━━━━━ DATA FOR THE TASK

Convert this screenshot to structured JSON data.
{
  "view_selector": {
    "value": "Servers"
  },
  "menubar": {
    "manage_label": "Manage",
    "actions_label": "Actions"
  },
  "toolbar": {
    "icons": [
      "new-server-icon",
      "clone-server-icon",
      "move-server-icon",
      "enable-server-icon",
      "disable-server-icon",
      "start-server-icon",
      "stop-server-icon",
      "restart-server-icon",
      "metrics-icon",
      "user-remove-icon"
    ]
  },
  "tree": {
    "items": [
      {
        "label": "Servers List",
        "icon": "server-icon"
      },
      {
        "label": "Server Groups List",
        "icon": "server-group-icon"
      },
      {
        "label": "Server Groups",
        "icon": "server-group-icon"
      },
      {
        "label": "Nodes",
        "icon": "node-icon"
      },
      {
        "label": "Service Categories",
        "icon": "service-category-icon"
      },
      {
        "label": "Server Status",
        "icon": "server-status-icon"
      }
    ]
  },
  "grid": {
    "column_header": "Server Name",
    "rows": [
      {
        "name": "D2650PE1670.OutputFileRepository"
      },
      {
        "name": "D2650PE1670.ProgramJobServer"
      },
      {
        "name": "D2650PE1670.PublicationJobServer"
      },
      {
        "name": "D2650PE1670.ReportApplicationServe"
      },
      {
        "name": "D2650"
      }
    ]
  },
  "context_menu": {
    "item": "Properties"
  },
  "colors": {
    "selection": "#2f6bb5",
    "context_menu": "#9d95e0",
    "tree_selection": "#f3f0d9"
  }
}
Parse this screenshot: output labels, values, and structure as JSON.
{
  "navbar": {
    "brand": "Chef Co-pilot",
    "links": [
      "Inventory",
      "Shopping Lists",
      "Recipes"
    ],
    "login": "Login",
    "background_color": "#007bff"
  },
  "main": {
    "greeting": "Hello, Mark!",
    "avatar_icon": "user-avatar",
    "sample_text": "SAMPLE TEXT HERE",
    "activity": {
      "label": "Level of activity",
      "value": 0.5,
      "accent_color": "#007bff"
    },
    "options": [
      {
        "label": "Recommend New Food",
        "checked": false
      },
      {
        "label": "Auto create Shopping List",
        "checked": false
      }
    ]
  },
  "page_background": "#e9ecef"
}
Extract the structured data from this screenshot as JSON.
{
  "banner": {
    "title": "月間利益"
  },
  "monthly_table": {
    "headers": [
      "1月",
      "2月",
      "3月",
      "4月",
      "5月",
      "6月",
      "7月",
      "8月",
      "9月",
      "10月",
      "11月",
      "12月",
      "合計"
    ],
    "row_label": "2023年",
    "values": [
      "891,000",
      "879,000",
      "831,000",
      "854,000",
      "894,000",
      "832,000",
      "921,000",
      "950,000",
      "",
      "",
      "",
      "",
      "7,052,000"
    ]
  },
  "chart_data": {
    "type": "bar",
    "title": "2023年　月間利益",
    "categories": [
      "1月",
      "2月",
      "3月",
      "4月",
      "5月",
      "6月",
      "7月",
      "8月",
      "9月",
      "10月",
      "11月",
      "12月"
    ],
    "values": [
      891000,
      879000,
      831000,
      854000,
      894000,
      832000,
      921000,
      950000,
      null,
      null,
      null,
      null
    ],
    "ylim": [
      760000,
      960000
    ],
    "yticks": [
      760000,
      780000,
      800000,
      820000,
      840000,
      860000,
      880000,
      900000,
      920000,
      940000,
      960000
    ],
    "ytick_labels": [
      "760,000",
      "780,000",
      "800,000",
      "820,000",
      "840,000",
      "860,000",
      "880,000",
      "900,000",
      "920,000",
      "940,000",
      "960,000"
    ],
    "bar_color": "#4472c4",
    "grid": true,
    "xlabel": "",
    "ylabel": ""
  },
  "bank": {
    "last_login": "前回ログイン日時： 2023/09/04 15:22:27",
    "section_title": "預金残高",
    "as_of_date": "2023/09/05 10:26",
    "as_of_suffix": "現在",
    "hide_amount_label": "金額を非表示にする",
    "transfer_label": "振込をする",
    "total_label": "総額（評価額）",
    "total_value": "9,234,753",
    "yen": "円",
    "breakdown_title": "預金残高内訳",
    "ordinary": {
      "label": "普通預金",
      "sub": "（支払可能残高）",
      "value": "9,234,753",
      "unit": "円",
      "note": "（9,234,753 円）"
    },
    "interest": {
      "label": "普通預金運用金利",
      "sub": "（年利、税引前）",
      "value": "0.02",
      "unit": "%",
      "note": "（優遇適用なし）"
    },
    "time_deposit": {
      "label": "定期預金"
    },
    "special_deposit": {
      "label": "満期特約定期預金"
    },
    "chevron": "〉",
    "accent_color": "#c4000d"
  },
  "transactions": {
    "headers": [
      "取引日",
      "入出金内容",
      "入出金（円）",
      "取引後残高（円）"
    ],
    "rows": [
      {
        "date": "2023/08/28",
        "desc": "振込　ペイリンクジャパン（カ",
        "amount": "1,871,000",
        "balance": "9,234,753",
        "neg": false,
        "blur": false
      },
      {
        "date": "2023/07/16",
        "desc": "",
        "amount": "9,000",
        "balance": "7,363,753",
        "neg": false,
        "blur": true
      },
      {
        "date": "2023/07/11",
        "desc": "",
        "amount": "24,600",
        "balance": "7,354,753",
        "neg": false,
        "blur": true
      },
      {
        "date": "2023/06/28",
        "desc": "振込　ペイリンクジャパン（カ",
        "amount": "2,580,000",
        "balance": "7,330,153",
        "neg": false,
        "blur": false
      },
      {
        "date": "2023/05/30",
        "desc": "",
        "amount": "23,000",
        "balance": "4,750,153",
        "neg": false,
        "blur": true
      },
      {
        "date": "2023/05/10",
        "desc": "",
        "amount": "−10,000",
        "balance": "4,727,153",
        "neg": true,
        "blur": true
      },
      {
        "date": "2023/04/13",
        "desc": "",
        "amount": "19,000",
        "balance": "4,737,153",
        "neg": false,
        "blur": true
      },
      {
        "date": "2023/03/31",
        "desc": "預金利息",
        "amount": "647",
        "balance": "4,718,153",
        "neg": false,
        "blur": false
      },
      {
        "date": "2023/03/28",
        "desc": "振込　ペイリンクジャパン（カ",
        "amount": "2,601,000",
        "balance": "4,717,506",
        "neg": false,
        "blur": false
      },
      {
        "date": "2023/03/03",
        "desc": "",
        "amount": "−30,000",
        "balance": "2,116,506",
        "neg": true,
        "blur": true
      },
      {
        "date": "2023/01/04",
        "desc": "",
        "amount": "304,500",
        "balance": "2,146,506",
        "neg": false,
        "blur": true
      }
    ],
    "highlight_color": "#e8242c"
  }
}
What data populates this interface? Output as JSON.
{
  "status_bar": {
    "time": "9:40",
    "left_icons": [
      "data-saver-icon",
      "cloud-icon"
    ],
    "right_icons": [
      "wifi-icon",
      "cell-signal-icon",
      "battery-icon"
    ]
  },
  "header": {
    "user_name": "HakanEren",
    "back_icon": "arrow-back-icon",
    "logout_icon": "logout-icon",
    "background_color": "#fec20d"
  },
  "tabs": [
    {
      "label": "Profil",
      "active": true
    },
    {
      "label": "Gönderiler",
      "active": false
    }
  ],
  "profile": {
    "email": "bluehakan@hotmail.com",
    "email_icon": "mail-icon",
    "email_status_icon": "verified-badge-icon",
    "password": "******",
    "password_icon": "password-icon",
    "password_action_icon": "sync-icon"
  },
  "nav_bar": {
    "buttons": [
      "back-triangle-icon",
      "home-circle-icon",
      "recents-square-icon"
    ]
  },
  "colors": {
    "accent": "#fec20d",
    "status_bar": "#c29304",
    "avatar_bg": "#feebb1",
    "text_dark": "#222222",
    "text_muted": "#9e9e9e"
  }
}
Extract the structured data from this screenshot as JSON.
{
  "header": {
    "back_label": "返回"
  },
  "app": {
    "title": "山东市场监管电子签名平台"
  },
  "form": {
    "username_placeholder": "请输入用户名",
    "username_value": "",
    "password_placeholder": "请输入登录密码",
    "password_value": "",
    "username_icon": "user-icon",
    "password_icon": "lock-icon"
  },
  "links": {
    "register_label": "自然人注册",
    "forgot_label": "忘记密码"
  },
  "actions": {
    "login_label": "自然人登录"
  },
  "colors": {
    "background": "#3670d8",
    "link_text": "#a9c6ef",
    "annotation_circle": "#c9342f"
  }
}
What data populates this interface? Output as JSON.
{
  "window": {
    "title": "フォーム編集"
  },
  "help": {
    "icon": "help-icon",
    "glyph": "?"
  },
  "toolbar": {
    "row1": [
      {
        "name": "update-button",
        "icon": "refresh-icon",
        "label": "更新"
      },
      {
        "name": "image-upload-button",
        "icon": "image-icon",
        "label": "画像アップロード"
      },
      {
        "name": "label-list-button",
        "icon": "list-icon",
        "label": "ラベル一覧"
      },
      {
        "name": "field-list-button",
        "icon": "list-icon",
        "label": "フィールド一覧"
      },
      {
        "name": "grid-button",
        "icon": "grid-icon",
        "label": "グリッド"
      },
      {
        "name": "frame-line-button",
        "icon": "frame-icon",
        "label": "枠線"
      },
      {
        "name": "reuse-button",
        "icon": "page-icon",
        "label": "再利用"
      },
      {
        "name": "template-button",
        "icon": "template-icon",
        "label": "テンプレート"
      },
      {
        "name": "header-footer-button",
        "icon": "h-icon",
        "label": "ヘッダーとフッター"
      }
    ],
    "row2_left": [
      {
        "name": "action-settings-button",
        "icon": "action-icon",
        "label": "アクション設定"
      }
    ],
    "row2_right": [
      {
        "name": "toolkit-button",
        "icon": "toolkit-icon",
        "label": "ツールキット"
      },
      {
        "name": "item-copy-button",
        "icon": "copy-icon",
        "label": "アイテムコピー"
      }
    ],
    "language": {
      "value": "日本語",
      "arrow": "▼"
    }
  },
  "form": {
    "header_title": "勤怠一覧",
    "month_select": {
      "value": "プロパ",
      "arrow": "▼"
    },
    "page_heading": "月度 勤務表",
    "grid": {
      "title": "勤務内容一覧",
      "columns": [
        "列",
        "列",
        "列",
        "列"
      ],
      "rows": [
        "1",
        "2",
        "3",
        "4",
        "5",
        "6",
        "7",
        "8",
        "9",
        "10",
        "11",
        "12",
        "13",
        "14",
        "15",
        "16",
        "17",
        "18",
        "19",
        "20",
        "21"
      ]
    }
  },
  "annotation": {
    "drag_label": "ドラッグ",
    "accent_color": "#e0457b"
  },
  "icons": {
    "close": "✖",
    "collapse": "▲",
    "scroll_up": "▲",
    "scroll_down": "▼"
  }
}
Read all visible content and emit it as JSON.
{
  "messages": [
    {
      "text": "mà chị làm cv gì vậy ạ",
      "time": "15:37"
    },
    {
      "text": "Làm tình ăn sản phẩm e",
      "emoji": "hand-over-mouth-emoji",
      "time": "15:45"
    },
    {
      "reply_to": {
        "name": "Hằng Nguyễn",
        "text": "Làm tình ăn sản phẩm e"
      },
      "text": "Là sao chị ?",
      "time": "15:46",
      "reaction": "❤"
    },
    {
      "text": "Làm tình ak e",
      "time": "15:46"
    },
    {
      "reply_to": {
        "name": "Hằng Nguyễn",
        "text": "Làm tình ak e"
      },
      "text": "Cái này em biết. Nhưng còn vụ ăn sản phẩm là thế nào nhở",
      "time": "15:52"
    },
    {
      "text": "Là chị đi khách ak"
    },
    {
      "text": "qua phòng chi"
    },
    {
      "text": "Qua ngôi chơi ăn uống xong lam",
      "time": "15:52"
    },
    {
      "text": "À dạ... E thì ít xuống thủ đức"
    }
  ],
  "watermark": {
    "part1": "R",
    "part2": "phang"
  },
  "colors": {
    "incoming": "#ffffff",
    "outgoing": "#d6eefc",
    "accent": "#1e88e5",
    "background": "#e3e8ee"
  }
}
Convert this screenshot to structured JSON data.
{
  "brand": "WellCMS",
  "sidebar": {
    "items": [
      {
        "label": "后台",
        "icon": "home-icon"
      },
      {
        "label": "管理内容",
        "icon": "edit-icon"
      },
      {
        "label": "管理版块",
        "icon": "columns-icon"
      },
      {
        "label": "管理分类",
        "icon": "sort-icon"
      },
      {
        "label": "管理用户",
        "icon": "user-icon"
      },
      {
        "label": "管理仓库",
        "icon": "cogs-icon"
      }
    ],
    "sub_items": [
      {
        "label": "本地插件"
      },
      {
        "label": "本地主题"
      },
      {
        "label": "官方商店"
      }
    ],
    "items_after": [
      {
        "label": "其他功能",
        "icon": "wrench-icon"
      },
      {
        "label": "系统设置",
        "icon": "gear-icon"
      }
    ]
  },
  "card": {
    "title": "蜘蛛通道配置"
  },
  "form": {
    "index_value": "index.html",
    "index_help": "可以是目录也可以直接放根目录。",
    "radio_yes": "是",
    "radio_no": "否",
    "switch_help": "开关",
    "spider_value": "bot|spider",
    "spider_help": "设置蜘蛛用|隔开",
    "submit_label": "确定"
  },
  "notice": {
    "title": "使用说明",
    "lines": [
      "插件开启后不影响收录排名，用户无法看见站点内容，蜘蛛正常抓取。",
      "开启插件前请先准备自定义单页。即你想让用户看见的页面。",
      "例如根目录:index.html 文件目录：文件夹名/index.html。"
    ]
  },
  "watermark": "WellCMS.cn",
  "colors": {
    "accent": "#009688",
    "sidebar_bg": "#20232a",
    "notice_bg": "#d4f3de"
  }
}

━━━━━━━━━━

§ WHAT TO WORK ON
Count each line with "image" in it and report that figure by itself.

§ ANSWER FOR THE TASK
2